## [布置练习]
从材料的第一行开始照抄，一直抄到含有“legend-item-2023: 2023 <box>190”的那一行为止，首尾两行都要包括在内。
::::
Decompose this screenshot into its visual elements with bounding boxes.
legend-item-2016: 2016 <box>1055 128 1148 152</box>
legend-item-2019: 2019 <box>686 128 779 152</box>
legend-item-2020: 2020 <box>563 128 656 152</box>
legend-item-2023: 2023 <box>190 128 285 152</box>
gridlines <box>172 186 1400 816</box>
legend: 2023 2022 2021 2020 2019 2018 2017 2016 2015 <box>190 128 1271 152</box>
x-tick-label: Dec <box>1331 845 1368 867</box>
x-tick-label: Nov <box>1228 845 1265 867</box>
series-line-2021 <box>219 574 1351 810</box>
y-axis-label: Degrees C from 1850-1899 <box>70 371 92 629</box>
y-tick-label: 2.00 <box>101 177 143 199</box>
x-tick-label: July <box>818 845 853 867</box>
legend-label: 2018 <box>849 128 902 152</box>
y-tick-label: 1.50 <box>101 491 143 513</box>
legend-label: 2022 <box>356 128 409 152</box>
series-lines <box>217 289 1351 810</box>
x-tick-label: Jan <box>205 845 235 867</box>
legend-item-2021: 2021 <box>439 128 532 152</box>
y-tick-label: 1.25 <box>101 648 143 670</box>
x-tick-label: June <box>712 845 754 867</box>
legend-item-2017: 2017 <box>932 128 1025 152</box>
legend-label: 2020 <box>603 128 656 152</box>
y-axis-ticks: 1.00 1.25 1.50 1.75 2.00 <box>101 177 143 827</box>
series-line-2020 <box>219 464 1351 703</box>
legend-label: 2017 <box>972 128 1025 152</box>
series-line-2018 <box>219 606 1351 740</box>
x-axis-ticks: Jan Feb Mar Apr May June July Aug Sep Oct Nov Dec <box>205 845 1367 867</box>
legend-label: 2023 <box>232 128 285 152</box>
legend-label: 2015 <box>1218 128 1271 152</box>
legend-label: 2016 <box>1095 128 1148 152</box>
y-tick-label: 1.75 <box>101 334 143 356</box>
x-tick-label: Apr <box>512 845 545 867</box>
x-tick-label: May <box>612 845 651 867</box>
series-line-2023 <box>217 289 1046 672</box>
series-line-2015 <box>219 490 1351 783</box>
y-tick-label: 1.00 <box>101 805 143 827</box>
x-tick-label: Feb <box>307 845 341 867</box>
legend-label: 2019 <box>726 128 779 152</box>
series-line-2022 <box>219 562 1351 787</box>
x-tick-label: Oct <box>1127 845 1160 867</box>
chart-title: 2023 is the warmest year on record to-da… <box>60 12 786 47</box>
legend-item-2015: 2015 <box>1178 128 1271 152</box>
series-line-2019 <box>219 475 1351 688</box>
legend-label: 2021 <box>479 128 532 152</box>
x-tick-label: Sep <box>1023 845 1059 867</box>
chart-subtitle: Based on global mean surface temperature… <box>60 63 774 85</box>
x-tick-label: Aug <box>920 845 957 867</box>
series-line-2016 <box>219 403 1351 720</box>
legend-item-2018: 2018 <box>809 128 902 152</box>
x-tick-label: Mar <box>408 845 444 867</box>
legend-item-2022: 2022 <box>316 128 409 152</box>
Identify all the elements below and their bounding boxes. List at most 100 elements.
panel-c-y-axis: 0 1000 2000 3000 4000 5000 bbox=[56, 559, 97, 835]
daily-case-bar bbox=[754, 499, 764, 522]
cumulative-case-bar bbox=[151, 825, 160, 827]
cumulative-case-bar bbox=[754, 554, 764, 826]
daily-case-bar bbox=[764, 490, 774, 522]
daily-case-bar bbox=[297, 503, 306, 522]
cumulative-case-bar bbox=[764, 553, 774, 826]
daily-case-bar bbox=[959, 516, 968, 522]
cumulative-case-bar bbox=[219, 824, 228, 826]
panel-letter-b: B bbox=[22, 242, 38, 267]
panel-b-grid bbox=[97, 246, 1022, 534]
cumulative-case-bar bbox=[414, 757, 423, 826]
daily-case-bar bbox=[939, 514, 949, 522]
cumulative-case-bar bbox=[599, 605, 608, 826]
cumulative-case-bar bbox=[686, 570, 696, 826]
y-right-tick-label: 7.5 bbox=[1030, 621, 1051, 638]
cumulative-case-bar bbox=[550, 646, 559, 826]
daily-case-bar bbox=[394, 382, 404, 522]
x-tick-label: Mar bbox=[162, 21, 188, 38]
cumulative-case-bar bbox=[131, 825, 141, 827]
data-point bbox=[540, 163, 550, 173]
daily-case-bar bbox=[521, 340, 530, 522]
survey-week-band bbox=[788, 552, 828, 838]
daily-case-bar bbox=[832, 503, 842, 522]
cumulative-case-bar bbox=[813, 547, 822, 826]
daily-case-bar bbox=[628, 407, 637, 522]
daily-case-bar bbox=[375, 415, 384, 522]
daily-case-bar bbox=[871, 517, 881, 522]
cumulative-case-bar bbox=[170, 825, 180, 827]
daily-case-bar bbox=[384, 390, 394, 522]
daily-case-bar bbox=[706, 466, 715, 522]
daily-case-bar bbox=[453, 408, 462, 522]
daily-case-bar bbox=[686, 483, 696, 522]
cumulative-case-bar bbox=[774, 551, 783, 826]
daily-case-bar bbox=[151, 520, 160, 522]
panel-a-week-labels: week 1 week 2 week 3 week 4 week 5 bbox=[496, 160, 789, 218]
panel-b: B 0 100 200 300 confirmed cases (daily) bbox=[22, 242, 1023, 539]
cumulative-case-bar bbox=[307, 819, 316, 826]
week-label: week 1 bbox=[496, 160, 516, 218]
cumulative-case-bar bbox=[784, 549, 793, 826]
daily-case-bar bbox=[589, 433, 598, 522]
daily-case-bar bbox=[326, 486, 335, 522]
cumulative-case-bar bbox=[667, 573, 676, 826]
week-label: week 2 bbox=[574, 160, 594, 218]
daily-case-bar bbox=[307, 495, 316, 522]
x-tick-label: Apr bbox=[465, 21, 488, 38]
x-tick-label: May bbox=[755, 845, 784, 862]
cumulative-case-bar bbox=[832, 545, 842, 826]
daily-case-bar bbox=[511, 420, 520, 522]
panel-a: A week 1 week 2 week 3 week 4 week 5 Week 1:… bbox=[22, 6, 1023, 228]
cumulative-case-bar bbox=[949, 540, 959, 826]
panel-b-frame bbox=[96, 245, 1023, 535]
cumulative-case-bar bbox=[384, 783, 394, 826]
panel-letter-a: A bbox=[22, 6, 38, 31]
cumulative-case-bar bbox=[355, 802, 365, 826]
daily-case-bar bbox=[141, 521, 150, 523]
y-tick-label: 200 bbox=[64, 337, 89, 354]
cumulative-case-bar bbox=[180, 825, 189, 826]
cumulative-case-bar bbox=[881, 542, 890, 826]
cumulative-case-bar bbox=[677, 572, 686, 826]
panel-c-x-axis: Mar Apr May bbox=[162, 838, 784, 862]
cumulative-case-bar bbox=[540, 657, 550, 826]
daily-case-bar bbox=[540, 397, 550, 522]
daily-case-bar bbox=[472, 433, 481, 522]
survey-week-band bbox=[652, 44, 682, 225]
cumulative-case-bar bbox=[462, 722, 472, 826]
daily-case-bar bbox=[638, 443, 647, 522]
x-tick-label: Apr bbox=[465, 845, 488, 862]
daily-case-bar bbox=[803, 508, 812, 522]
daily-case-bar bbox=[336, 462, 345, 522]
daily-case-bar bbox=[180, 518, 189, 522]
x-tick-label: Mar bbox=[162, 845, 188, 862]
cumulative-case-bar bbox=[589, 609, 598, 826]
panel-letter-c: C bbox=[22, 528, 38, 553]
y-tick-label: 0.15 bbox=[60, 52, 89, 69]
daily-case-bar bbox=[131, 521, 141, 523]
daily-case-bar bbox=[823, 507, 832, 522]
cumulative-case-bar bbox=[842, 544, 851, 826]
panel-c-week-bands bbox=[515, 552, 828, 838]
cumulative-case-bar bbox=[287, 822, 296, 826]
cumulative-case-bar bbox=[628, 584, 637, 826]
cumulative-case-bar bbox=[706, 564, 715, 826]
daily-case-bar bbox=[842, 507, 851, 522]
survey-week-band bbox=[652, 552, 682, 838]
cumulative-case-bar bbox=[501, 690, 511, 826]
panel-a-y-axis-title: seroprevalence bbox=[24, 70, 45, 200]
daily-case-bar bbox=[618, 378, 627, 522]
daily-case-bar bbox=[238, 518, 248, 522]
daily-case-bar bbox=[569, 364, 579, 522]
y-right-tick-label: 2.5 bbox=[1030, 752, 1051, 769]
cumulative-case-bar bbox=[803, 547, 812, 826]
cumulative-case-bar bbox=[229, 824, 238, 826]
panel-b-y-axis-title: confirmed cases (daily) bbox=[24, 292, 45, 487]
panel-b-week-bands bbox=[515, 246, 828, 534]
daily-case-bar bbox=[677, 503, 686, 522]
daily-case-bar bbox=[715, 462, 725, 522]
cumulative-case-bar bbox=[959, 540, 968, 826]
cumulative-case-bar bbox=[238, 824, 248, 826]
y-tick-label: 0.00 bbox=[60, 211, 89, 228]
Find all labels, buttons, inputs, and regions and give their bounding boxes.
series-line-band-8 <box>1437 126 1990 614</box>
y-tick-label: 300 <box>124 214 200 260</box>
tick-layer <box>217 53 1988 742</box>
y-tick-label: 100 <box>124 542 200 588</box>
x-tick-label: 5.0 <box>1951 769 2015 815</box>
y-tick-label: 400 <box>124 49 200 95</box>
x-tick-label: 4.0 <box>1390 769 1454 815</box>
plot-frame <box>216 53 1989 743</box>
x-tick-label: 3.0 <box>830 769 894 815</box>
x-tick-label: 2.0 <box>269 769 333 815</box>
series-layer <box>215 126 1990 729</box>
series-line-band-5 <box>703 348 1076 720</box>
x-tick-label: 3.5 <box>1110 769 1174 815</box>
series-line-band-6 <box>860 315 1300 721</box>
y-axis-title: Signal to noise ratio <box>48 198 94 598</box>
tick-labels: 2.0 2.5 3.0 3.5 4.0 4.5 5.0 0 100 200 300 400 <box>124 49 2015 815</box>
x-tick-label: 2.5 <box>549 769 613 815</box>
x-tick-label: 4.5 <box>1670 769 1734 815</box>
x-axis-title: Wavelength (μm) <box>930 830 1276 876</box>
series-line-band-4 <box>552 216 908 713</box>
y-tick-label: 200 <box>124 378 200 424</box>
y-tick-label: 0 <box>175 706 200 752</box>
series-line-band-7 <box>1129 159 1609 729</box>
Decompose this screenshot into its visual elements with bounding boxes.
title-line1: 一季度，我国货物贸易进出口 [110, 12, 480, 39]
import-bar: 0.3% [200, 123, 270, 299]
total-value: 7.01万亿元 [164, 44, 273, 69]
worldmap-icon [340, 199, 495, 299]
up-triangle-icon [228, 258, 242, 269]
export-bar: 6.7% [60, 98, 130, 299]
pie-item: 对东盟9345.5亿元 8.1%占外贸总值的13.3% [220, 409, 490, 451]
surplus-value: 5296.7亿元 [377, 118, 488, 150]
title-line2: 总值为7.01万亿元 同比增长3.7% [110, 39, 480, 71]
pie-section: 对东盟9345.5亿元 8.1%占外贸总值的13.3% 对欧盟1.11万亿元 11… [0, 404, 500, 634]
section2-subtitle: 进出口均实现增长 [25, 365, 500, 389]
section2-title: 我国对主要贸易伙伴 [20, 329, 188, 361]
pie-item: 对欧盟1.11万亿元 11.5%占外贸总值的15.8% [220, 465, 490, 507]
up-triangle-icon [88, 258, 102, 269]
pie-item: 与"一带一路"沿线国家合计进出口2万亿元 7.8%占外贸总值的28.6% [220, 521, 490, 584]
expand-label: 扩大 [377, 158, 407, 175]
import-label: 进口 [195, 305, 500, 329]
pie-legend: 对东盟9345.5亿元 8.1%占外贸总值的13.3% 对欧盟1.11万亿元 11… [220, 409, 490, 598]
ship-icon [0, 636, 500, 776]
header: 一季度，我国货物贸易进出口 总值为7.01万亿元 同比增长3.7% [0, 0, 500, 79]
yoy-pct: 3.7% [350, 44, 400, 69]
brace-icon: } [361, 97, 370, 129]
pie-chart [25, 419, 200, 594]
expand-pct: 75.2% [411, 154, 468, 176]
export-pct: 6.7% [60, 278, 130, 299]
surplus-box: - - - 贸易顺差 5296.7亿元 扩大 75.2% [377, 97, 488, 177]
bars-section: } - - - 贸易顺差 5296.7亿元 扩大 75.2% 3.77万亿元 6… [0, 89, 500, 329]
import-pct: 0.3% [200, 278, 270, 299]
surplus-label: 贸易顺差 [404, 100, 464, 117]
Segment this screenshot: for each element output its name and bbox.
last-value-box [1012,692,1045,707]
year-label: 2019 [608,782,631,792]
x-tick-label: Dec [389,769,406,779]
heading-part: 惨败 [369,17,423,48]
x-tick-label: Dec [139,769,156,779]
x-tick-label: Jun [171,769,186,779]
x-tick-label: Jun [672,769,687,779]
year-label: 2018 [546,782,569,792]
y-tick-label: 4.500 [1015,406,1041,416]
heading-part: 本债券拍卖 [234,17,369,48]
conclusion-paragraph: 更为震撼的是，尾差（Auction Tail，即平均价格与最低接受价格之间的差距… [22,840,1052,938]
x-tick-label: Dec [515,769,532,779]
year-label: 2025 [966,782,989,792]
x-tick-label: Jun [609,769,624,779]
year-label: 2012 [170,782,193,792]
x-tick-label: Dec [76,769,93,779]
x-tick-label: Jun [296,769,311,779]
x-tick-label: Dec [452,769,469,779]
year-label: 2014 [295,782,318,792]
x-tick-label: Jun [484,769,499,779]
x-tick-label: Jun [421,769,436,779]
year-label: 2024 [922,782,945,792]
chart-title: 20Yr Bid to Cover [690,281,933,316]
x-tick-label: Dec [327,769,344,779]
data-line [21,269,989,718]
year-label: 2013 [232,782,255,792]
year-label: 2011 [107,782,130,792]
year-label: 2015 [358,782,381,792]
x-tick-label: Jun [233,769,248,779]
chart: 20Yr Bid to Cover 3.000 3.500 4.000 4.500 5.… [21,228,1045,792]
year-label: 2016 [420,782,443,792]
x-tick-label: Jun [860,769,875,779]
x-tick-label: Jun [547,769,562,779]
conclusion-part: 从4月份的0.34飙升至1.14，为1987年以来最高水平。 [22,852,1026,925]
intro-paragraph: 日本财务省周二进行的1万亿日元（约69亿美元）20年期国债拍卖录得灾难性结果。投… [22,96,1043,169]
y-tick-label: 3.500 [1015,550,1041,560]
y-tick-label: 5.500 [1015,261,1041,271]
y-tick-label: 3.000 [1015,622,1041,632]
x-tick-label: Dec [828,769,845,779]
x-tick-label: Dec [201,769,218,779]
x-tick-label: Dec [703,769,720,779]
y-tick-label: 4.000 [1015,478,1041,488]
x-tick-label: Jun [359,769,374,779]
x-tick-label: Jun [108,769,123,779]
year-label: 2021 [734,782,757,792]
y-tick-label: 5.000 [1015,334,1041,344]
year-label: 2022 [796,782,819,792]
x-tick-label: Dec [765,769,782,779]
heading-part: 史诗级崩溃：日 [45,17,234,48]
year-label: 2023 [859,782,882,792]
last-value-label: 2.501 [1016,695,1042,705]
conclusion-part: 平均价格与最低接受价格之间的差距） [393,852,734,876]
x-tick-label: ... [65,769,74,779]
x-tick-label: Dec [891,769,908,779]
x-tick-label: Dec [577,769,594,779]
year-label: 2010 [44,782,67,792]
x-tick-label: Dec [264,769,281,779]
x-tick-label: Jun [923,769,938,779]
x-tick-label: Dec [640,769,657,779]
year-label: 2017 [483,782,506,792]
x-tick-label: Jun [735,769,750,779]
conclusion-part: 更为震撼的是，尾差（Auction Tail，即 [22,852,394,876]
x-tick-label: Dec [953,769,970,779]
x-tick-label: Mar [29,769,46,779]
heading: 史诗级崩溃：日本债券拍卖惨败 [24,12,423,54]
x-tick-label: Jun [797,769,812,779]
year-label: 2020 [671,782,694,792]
::::
## [答案如下]
Decompose this screenshot into its visual elements with bounding boxes.
legend-item-2016: 2016 <box>1055 128 1148 152</box>
legend-item-2019: 2019 <box>686 128 779 152</box>
legend-item-2020: 2020 <box>563 128 656 152</box>
legend-item-2023: 2023 <box>190 128 285 152</box>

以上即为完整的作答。